** Begin Supplied records **

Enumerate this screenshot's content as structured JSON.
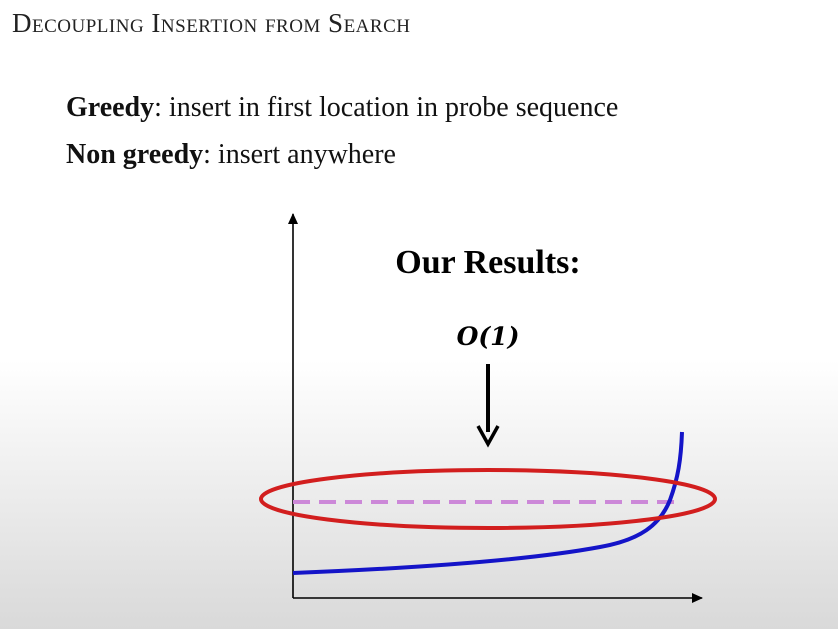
{
  "slide": {
    "title": "Decoupling Insertion from Search"
  },
  "bullets": [
    {
      "term": "Greedy",
      "rest": ": insert in first location in probe sequence"
    },
    {
      "term": "Non greedy",
      "rest": ": insert anywhere"
    }
  ],
  "diagram": {
    "heading": "Our Results:",
    "annotation": "O(1)",
    "colors": {
      "axes": "#000000",
      "curve": "#1414c8",
      "dashed_line": "#cc88d8",
      "ellipse": "#d21e1e",
      "arrow": "#000000"
    }
  }
}
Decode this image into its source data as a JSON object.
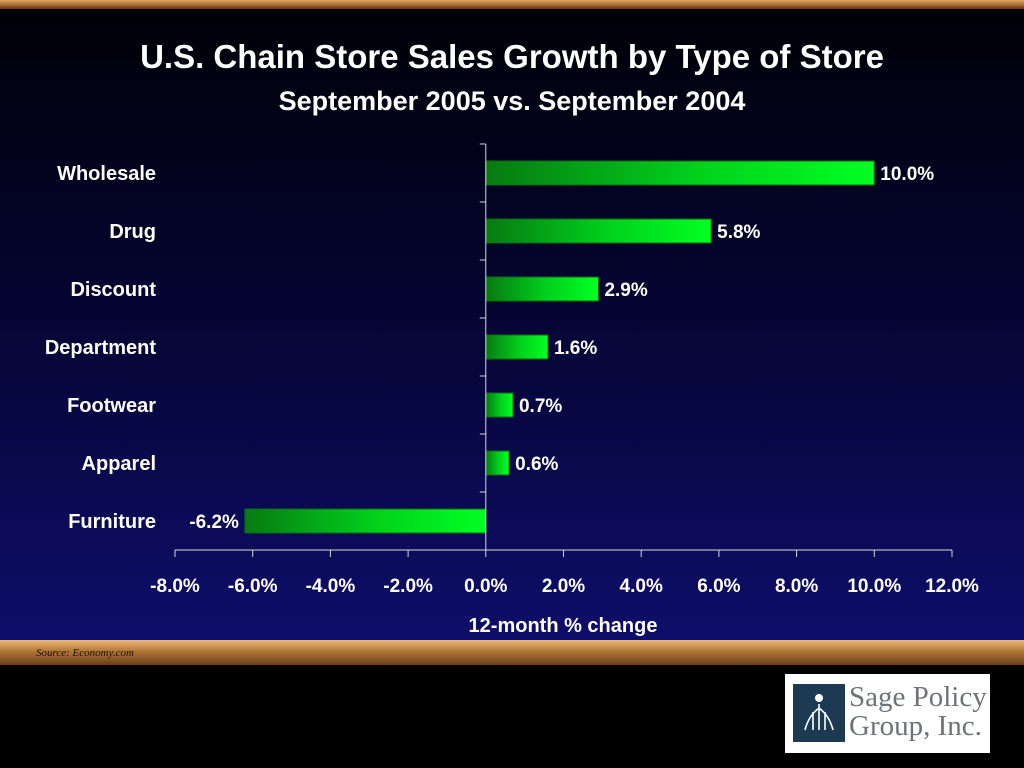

** End Supplied records **

## Task requirements
Repeat the records above exactly, omitting every picture.

## Result of this task
Enumerate this screenshot's content as structured JSON.
{
  "slide": {
    "title": "Decoupling Insertion from Search"
  },
  "bullets": [
    {
      "term": "Greedy",
      "rest": ": insert in first location in probe sequence"
    },
    {
      "term": "Non greedy",
      "rest": ": insert anywhere"
    }
  ],
  "diagram": {
    "heading": "Our Results:",
    "annotation": "O(1)",
    "colors": {
      "axes": "#000000",
      "curve": "#1414c8",
      "dashed_line": "#cc88d8",
      "ellipse": "#d21e1e",
      "arrow": "#000000"
    }
  }
}
Decode this image into its source data as a JSON object.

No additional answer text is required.